▶ SHORT TASK: Reproduce all of the data word for word.
===== PROVIDED INFORMATION =====
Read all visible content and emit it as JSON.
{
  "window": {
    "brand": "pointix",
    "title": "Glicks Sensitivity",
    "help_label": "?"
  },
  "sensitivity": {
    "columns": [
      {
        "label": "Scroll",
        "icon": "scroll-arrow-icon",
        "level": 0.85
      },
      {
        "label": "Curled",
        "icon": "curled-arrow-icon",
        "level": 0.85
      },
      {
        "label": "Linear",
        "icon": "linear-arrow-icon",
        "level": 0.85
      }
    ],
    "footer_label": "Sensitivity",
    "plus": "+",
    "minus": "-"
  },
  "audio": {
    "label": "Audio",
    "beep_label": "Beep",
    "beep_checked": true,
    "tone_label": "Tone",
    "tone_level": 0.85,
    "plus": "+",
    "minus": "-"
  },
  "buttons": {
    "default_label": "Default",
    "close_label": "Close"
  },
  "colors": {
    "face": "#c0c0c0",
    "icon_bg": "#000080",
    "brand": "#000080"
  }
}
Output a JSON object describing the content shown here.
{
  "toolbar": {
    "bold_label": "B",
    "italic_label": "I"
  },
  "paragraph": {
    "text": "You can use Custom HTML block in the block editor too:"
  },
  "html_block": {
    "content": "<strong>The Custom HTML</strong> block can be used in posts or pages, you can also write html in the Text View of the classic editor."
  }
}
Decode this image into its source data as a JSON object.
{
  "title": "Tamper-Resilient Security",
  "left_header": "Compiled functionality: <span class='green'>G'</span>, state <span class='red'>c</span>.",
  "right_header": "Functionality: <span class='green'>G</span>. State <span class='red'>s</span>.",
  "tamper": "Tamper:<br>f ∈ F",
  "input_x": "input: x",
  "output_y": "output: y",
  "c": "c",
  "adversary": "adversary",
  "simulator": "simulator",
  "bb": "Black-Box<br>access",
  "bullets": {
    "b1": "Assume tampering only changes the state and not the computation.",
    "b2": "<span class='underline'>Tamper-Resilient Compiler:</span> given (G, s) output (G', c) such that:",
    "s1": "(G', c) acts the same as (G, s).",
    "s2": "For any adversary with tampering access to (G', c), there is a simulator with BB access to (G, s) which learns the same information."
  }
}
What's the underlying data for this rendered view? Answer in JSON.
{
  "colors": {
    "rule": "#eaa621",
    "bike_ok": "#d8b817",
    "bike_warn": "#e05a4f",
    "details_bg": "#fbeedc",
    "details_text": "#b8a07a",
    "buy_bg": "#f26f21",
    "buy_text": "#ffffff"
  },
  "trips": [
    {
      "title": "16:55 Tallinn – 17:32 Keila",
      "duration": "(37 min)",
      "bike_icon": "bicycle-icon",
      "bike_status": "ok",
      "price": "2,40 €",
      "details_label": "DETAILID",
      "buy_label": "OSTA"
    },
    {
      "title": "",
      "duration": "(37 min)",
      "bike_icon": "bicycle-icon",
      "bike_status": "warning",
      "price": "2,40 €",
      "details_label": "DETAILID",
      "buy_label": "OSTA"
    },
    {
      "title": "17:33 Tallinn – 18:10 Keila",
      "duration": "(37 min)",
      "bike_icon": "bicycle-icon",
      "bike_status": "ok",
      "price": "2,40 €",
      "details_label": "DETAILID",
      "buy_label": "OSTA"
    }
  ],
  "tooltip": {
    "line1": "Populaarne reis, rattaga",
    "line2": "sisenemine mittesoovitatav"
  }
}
=====
▶ RESPONSE TO THIS TASK:
Read all visible content and emit it as JSON.
{
  "window": {
    "brand": "pointix",
    "title": "Glicks Sensitivity",
    "help_label": "?"
  },
  "sensitivity": {
    "columns": [
      {
        "label": "Scroll",
        "icon": "scroll-arrow-icon",
        "level": 0.85
      },
      {
        "label": "Curled",
        "icon": "curled-arrow-icon",
        "level": 0.85
      },
      {
        "label": "Linear",
        "icon": "linear-arrow-icon",
        "level": 0.85
      }
    ],
    "footer_label": "Sensitivity",
    "plus": "+",
    "minus": "-"
  },
  "audio": {
    "label": "Audio",
    "beep_label": "Beep",
    "beep_checked": true,
    "tone_label": "Tone",
    "tone_level": 0.85,
    "plus": "+",
    "minus": "-"
  },
  "buttons": {
    "default_label": "Default",
    "close_label": "Close"
  },
  "colors": {
    "face": "#c0c0c0",
    "icon_bg": "#000080",
    "brand": "#000080"
  }
}
Output a JSON object describing the content shown here.
{
  "toolbar": {
    "bold_label": "B",
    "italic_label": "I"
  },
  "paragraph": {
    "text": "You can use Custom HTML block in the block editor too:"
  },
  "html_block": {
    "content": "<strong>The Custom HTML</strong> block can be used in posts or pages, you can also write html in the Text View of the classic editor."
  }
}
Decode this image into its source data as a JSON object.
{
  "title": "Tamper-Resilient Security",
  "left_header": "Compiled functionality: <span class='green'>G'</span>, state <span class='red'>c</span>.",
  "right_header": "Functionality: <span class='green'>G</span>. State <span class='red'>s</span>.",
  "tamper": "Tamper:<br>f ∈ F",
  "input_x": "input: x",
  "output_y": "output: y",
  "c": "c",
  "adversary": "adversary",
  "simulator": "simulator",
  "bb": "Black-Box<br>access",
  "bullets": {
    "b1": "Assume tampering only changes the state and not the computation.",
    "b2": "<span class='underline'>Tamper-Resilient Compiler:</span> given (G, s) output (G', c) such that:",
    "s1": "(G', c) acts the same as (G, s).",
    "s2": "For any adversary with tampering access to (G', c), there is a simulator with BB access to (G, s) which learns the same information."
  }
}
What's the underlying data for this rendered view? Answer in JSON.
{
  "colors": {
    "rule": "#eaa621",
    "bike_ok": "#d8b817",
    "bike_warn": "#e05a4f",
    "details_bg": "#fbeedc",
    "details_text": "#b8a07a",
    "buy_bg": "#f26f21",
    "buy_text": "#ffffff"
  },
  "trips": [
    {
      "title": "16:55 Tallinn – 17:32 Keila",
      "duration": "(37 min)",
      "bike_icon": "bicycle-icon",
      "bike_status": "ok",
      "price": "2,40 €",
      "details_label": "DETAILID",
      "buy_label": "OSTA"
    },
    {
      "title": "",
      "duration": "(37 min)",
      "bike_icon": "bicycle-icon",
      "bike_status": "warning",
      "price": "2,40 €",
      "details_label": "DETAILID",
      "buy_label": "OSTA"
    },
    {
      "title": "17:33 Tallinn – 18:10 Keila",
      "duration": "(37 min)",
      "bike_icon": "bicycle-icon",
      "bike_status": "ok",
      "price": "2,40 €",
      "details_label": "DETAILID",
      "buy_label": "OSTA"
    }
  ],
  "tooltip": {
    "line1": "Populaarne reis, rattaga",
    "line2": "sisenemine mittesoovitatav"
  }
}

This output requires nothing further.